[Part of a data file]
══════════
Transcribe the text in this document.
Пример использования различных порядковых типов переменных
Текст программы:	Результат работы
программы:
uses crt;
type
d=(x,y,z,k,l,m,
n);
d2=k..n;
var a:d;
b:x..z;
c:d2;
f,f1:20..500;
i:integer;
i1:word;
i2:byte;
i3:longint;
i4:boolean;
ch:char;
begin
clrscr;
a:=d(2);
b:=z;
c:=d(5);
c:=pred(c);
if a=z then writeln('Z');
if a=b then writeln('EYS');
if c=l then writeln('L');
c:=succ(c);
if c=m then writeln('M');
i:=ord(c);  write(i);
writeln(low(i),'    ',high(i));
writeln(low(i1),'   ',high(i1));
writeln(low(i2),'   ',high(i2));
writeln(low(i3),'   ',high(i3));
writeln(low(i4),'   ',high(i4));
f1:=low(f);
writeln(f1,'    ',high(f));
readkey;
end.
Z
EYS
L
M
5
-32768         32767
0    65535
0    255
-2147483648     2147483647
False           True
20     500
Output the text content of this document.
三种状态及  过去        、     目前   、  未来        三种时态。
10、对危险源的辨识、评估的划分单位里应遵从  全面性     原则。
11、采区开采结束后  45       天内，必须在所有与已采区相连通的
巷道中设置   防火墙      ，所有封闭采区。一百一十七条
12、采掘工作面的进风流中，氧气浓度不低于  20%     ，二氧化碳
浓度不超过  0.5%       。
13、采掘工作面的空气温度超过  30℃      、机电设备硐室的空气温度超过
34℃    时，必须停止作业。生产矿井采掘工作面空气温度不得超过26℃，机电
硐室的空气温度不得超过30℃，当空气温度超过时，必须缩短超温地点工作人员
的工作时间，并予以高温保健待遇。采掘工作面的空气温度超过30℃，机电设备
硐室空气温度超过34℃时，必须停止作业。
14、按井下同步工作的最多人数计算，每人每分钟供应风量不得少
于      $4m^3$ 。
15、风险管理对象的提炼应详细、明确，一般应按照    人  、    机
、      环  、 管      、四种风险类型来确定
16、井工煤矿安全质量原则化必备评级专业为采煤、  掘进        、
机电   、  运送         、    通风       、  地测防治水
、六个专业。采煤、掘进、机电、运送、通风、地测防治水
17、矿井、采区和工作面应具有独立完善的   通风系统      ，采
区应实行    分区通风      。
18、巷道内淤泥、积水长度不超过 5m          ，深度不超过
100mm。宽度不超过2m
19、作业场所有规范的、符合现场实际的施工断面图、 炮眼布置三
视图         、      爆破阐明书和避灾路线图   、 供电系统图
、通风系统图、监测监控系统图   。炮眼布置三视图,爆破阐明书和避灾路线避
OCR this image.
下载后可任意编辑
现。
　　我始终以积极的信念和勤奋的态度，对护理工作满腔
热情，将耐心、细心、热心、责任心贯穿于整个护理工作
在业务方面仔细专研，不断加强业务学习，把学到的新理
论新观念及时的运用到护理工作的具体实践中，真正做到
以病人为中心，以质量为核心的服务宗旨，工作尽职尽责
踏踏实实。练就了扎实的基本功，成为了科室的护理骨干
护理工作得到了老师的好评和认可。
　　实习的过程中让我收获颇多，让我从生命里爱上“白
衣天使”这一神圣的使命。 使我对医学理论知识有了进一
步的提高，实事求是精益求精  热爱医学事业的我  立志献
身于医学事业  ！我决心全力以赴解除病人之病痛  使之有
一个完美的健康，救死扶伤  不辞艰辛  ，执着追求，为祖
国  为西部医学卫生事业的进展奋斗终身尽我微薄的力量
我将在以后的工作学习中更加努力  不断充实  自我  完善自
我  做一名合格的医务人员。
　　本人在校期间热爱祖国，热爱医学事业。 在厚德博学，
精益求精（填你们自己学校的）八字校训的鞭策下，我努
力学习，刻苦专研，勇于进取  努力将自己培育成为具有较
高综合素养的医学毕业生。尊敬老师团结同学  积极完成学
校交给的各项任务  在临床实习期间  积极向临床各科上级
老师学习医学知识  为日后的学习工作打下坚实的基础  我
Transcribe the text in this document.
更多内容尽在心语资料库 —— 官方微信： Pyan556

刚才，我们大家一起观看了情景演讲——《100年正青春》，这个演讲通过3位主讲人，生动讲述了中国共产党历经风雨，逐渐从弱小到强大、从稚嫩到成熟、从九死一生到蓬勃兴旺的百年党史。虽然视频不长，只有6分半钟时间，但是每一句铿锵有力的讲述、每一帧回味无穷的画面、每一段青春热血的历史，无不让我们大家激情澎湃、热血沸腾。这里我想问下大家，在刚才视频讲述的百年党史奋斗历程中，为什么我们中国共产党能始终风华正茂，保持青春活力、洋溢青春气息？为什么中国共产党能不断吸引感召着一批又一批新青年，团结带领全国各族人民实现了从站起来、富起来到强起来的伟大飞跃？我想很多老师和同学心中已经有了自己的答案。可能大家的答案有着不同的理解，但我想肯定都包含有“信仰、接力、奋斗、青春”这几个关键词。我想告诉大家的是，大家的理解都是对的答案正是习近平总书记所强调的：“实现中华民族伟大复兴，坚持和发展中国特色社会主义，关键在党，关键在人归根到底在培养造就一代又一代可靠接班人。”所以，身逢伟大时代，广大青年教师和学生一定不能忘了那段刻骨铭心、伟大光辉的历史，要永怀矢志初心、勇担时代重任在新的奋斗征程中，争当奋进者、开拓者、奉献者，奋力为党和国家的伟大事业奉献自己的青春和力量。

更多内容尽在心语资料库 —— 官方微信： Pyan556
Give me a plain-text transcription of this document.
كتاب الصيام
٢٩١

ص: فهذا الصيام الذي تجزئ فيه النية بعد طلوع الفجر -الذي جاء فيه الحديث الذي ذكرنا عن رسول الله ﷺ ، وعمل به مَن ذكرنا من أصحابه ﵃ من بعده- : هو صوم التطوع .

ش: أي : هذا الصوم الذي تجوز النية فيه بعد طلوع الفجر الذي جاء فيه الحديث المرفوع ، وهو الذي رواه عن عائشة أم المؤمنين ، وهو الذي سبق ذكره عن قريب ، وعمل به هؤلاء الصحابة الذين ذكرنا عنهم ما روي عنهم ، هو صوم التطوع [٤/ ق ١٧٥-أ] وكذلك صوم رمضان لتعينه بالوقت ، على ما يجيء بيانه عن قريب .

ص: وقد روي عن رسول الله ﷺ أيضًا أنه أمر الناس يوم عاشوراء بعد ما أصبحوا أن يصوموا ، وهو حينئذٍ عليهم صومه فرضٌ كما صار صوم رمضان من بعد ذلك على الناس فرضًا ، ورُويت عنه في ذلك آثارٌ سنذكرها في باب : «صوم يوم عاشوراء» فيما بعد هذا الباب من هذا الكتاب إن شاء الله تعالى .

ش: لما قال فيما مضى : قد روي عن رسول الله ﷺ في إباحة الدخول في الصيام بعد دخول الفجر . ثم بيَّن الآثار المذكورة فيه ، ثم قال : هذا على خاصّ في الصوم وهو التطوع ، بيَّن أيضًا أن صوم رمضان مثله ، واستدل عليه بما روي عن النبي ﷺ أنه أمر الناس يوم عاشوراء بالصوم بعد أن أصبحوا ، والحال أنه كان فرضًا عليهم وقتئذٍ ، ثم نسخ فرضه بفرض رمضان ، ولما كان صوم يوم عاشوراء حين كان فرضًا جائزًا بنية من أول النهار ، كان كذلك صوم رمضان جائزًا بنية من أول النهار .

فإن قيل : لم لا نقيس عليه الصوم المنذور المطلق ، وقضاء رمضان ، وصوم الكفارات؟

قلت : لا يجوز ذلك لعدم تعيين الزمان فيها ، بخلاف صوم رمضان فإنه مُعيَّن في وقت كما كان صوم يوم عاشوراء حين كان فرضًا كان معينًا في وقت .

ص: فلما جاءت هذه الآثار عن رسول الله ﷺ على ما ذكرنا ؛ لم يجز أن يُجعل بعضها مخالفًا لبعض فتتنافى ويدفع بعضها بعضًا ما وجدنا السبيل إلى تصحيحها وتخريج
══════════
Given request
Using the material above, work out how many lines contain the string "text". Give that number alone.

Task solution
4